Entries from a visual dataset
————————
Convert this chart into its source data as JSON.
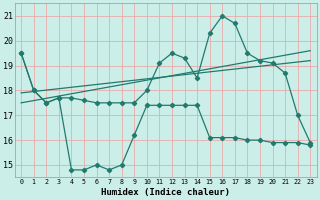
{
  "xlabel": "Humidex (Indice chaleur)",
  "bg_color": "#cceee8",
  "grid_color": "#e8aaaa",
  "line_color": "#217a6e",
  "xlim": [
    -0.5,
    23.5
  ],
  "ylim": [
    14.5,
    21.5
  ],
  "yticks": [
    15,
    16,
    17,
    18,
    19,
    20,
    21
  ],
  "xticks": [
    0,
    1,
    2,
    3,
    4,
    5,
    6,
    7,
    8,
    9,
    10,
    11,
    12,
    13,
    14,
    15,
    16,
    17,
    18,
    19,
    20,
    21,
    22,
    23
  ],
  "curve_top_x": [
    0,
    1,
    2,
    3,
    4,
    5,
    6,
    7,
    8,
    9,
    10,
    11,
    12,
    13,
    14,
    15,
    16,
    17,
    18,
    19,
    20,
    21,
    22,
    23
  ],
  "curve_top_y": [
    19.5,
    18.0,
    17.5,
    17.7,
    17.7,
    17.6,
    17.5,
    17.5,
    17.5,
    17.5,
    18.0,
    19.1,
    19.5,
    19.3,
    18.5,
    20.3,
    21.0,
    20.7,
    19.5,
    19.2,
    19.1,
    18.7,
    17.0,
    15.9
  ],
  "curve_bot_x": [
    0,
    1,
    2,
    3,
    4,
    5,
    6,
    7,
    8,
    9,
    10,
    11,
    12,
    13,
    14,
    15,
    16,
    17,
    18,
    19,
    20,
    21,
    22,
    23
  ],
  "curve_bot_y": [
    19.5,
    18.0,
    17.5,
    17.7,
    14.8,
    14.8,
    15.0,
    14.8,
    15.0,
    16.2,
    17.4,
    17.4,
    17.4,
    17.4,
    17.4,
    16.1,
    16.1,
    16.1,
    16.0,
    16.0,
    15.9,
    15.9,
    15.9,
    15.8
  ],
  "trend1_x": [
    0,
    23
  ],
  "trend1_y": [
    17.9,
    19.2
  ],
  "trend2_x": [
    0,
    23
  ],
  "trend2_y": [
    17.5,
    19.6
  ]
}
————————
### Given exercise
Your task is to set down the records shown above exactly, minus any pictures.

### Solution to this task
Convert this chart into its source data as JSON.
{
  "xlabel": "Humidex (Indice chaleur)",
  "bg_color": "#cceee8",
  "grid_color": "#e8aaaa",
  "line_color": "#217a6e",
  "xlim": [
    -0.5,
    23.5
  ],
  "ylim": [
    14.5,
    21.5
  ],
  "yticks": [
    15,
    16,
    17,
    18,
    19,
    20,
    21
  ],
  "xticks": [
    0,
    1,
    2,
    3,
    4,
    5,
    6,
    7,
    8,
    9,
    10,
    11,
    12,
    13,
    14,
    15,
    16,
    17,
    18,
    19,
    20,
    21,
    22,
    23
  ],
  "curve_top_x": [
    0,
    1,
    2,
    3,
    4,
    5,
    6,
    7,
    8,
    9,
    10,
    11,
    12,
    13,
    14,
    15,
    16,
    17,
    18,
    19,
    20,
    21,
    22,
    23
  ],
  "curve_top_y": [
    19.5,
    18.0,
    17.5,
    17.7,
    17.7,
    17.6,
    17.5,
    17.5,
    17.5,
    17.5,
    18.0,
    19.1,
    19.5,
    19.3,
    18.5,
    20.3,
    21.0,
    20.7,
    19.5,
    19.2,
    19.1,
    18.7,
    17.0,
    15.9
  ],
  "curve_bot_x": [
    0,
    1,
    2,
    3,
    4,
    5,
    6,
    7,
    8,
    9,
    10,
    11,
    12,
    13,
    14,
    15,
    16,
    17,
    18,
    19,
    20,
    21,
    22,
    23
  ],
  "curve_bot_y": [
    19.5,
    18.0,
    17.5,
    17.7,
    14.8,
    14.8,
    15.0,
    14.8,
    15.0,
    16.2,
    17.4,
    17.4,
    17.4,
    17.4,
    17.4,
    16.1,
    16.1,
    16.1,
    16.0,
    16.0,
    15.9,
    15.9,
    15.9,
    15.8
  ],
  "trend1_x": [
    0,
    23
  ],
  "trend1_y": [
    17.9,
    19.2
  ],
  "trend2_x": [
    0,
    23
  ],
  "trend2_y": [
    17.5,
    19.6
  ]
}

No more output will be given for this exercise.